• **Work item**
An accurate, complete copy of the records below is required.

-- -- --

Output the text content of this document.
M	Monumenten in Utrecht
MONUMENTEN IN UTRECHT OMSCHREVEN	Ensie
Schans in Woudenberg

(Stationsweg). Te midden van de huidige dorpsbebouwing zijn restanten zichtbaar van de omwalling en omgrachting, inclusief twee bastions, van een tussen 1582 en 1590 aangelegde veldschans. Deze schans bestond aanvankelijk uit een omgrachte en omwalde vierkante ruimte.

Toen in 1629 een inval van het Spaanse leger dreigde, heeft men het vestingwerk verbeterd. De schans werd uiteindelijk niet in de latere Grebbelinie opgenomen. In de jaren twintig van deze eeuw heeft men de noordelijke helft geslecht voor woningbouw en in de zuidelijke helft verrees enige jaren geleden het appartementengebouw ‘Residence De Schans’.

-- -- --

• **Exercise result**
Output the text content of this document.
M	Monumenten in Utrecht
MONUMENTEN IN UTRECHT OMSCHREVEN	Ensie
Schans in Woudenberg

(Stationsweg). Te midden van de huidige dorpsbebouwing zijn restanten zichtbaar van de omwalling en omgrachting, inclusief twee bastions, van een tussen 1582 en 1590 aangelegde veldschans. Deze schans bestond aanvankelijk uit een omgrachte en omwalde vierkante ruimte.

Toen in 1629 een inval van het Spaanse leger dreigde, heeft men het vestingwerk verbeterd. De schans werd uiteindelijk niet in de latere Grebbelinie opgenomen. In de jaren twintig van deze eeuw heeft men de noordelijke helft geslecht voor woningbouw en in de zuidelijke helft verrees enige jaren geleden het appartementengebouw ‘Residence De Schans’.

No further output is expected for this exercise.